Aunque no lo sepamos, cada uno de nosotros somos expertos en algo. Los hay en todos los campos que podamos imaginar, en deportes, en la cocina, en manualidades, en ciencias, en arte, etc. Hay personas expertas en cosas interesantes y beneficiosa para ellos y para los demás, pero existe también un tipo de maestría que sería mejor no poseer, y es la de ser un maestro en amargarse la vida sin necesitar nada ni nadie para ello. Conozco a unos cuantos expertos en eso. Es bastante más frecuente de lo que nos gustaría, y suele generar una gran cantidad de sufrimiento inútil para quien lo padece y para quienes le rodean.
El por qué algunas personas eligen desarrollar dicha destreza es todavía un gran misterio, aunque si hacemos caso a las enseñanzas de Buda, habría que convenir en que el principal causante de dicho mal es lo que él mismo denominó Avidya, y que hemos traducido por ignorancia.
Avidya no tiene nada que ver con la ignorancia académica, es decir con tener titulaciones o con el hecho de poseer una gran capacidad mental para aprender y recordar datos y fechas. Avidya se relaciona más con la incapacidad para conocernos a nosotros mismos y para conocer eso a lo que llamamos realidad.
Este tipo de ignorancia tiene mucho que ver con la enfermedad, pues quienes la padecen en mayor o menor grado (yo soy uno de ellos), se fastidian la vida y generan su propia infelicidad.
Por tanto, si consideramos a la ignorancia como una enfermedad que afecta a la mente y que, a través de los procesos de somatización, acabará afectando también al cuerpo, necesitaremos ponerle un tratamiento eficaz.
Y un buen remedio para ello, un remedio sanador, un antídoto de la ignorancia, es el cultivo de la sabiduría. Pero aclaro, no de una sabiduría académica, sino de lo que se ha convencido en llamar la Sabiduría Trascendental, que llevado al lenguaje cotidiano vendría a ser la comprensión clara y profunda de nuestra mente y de la naturaleza de la realidad, lo cual no es “moco de pavo”.
Sea como fuere, el camino a la sabiduría se inicia por la senda del autoconocimiento, y para ello necesitamos coraje, paciencia, diligencia, cultivo de la atención y unas instrucciones apropiadas.

= Extracto de filas =
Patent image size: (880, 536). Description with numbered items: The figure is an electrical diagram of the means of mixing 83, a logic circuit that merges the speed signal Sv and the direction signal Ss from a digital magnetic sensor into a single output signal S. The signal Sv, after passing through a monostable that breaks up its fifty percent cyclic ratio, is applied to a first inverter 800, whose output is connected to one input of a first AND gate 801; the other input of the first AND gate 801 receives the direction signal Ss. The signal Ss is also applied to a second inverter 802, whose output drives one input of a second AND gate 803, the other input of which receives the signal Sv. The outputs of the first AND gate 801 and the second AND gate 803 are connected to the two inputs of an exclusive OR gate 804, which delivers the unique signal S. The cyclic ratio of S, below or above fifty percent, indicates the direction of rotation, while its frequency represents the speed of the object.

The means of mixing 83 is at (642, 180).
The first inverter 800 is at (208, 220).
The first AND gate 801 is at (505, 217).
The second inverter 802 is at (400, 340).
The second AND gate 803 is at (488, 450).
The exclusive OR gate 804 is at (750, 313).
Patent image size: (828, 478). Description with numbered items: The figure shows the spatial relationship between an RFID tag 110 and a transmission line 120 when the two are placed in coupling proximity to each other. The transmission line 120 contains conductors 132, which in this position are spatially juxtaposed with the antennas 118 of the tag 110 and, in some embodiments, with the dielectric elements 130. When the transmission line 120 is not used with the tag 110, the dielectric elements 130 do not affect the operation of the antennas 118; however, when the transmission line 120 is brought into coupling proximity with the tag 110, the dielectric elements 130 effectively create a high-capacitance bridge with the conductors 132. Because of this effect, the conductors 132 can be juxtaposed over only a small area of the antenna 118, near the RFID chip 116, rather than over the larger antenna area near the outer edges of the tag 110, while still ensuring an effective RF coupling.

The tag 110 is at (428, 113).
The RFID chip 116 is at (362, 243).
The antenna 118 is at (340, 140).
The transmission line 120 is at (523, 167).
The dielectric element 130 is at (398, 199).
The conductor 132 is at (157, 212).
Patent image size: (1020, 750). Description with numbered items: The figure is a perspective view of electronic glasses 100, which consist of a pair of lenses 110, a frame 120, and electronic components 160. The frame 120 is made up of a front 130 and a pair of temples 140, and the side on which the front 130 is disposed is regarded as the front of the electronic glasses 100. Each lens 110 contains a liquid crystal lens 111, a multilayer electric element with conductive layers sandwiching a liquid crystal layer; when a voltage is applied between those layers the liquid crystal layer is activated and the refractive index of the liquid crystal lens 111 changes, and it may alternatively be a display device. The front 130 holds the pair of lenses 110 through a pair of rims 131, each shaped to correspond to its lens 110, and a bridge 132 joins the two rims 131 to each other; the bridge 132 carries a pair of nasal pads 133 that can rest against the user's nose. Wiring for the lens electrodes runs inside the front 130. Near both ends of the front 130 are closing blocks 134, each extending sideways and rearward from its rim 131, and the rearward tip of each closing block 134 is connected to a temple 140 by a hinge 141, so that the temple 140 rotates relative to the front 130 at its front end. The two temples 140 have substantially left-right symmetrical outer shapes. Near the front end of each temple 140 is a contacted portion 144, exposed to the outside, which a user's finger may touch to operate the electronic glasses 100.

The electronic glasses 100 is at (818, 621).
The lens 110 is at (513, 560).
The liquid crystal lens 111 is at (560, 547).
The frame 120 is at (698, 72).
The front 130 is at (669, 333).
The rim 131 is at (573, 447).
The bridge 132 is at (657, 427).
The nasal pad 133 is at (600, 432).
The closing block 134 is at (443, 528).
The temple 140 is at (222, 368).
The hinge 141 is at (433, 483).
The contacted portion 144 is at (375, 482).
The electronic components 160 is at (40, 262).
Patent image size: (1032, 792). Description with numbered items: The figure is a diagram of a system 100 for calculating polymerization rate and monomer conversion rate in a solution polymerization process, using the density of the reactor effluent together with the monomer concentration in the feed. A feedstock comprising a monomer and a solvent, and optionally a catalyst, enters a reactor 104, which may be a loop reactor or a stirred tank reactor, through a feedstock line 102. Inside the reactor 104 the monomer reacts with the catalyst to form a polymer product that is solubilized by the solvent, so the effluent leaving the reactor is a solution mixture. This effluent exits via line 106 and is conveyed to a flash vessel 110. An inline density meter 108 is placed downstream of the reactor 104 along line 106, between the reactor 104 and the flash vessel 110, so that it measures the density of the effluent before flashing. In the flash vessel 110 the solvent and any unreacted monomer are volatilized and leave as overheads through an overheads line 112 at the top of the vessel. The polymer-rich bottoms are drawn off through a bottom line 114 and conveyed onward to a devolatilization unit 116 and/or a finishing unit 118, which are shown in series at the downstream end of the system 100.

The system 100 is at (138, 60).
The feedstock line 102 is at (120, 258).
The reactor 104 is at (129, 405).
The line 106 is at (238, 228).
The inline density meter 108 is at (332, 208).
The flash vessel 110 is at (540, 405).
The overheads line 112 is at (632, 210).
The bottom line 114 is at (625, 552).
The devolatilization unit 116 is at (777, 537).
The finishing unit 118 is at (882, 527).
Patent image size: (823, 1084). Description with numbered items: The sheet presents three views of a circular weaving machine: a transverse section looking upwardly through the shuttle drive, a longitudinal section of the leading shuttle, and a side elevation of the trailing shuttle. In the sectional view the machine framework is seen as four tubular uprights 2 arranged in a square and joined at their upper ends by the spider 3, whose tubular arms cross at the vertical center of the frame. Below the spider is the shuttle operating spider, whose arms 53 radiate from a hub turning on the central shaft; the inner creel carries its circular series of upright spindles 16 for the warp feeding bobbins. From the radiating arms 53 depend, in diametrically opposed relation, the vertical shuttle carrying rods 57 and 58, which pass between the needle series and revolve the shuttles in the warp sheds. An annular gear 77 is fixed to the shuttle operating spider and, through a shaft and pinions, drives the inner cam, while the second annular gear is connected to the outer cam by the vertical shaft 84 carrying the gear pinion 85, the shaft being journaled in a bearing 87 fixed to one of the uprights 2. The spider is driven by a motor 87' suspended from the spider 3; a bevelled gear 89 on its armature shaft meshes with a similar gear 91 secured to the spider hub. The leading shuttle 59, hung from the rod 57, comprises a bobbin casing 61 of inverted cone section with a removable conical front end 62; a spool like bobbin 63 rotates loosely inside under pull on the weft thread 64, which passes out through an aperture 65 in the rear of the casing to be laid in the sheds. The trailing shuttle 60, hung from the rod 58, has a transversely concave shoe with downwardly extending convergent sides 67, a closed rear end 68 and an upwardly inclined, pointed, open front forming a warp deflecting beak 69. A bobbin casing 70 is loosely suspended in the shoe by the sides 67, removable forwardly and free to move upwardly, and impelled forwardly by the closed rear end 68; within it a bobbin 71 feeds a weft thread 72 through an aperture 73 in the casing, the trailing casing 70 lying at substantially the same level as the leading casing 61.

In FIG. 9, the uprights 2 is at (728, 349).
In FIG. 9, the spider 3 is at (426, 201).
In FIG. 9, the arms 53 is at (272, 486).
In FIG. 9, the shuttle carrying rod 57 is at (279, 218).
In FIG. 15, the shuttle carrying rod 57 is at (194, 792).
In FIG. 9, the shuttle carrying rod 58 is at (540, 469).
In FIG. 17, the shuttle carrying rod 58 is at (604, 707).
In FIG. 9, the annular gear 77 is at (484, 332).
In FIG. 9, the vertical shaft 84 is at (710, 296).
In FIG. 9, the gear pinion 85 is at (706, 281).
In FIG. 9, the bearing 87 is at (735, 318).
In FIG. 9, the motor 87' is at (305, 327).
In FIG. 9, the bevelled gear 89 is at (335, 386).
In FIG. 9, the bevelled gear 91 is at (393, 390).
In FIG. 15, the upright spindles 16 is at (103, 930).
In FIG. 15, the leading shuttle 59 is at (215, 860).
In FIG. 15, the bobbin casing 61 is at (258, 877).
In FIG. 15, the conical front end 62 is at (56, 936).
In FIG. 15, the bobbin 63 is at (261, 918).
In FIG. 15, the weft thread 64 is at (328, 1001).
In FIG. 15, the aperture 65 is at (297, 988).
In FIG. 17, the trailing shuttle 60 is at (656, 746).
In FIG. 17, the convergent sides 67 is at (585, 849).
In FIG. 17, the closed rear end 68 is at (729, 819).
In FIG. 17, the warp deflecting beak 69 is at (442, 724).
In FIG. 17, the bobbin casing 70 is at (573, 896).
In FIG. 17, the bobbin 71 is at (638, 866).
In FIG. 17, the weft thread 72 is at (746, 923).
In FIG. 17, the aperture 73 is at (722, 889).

= Tarea propuesta A =
Di si cada afirmación coincide con el texto sobre la ignorancia. Responde sí o no y cita literalmente las palabras del texto que lo deciden: (i) Avidya consiste en no tener titulaciones académicas. (ii) Quien escribe se cuenta entre los que padecen este tipo de ignorancia. (iii) El camino a la sabiduría comienza por el autoconocimiento.
= Tarea propuesta B =
Convierte en una lista breve el párrafo del texto sobre la ignorancia que empieza con "Y un buen remedio para ello" y conserva sus datos principales.
Las filas no guardan ninguna relación con el texto.

= Respuesta escrita A =
(i) No: "Avidya no tiene nada que ver con la ignorancia académica, es decir con tener titulaciones".
(ii) Sí: "(yo soy uno de ellos)".
(iii) Sí: "el camino a la sabiduría se inicia por la senda del autoconocimiento".

= Respuesta escrita B =
- El cultivo de la sabiduría es un remedio sanador y un antídoto de la ignorancia.
- No se trata de una sabiduría académica, sino de la llamada Sabiduría Trascendental.
- En lenguaje cotidiano, equivale a la comprensión clara y profunda de nuestra mente y de la naturaleza de la realidad.
- Alcanzarla no es cosa menor.